▸ **Problem requirements**
From the entries below, gather every line containing the string "Trenton".

▸ **Data for this task**

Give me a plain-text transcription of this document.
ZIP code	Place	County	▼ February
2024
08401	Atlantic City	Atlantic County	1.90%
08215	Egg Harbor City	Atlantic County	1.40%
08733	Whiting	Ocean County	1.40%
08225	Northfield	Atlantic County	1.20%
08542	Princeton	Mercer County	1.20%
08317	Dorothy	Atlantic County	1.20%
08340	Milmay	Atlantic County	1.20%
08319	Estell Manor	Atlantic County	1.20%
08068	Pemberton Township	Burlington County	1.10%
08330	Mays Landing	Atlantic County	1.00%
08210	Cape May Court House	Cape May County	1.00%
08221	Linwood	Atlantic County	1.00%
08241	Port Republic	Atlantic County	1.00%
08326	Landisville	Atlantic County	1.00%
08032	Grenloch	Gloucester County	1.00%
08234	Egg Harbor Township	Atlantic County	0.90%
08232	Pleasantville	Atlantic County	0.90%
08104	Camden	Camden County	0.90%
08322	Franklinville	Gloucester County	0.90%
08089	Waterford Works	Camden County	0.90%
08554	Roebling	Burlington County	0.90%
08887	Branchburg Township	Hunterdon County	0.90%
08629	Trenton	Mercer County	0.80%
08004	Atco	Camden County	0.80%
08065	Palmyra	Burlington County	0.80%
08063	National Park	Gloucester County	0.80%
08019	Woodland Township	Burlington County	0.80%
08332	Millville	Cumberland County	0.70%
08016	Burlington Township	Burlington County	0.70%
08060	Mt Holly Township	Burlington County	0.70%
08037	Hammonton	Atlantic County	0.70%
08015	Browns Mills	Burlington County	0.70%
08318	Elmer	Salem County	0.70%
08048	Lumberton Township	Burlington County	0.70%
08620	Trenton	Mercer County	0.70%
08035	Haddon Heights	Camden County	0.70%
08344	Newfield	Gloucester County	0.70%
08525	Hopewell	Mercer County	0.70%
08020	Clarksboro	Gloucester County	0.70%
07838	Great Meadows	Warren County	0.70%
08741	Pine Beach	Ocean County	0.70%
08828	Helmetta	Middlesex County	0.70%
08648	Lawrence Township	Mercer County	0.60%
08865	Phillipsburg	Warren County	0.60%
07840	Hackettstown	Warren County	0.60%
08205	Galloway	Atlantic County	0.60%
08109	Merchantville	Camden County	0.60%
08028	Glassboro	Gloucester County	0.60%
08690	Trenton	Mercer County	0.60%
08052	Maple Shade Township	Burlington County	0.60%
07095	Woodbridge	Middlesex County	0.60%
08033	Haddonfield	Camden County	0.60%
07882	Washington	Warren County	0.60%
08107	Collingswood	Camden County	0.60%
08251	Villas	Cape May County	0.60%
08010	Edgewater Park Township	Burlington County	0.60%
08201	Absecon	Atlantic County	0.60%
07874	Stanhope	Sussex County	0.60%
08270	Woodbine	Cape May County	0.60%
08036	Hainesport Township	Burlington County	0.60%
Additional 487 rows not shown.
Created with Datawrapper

▸ **Solution**
08629	Trenton	Mercer County	0.80%
08620	Trenton	Mercer County	0.70%
08690	Trenton	Mercer County	0.60%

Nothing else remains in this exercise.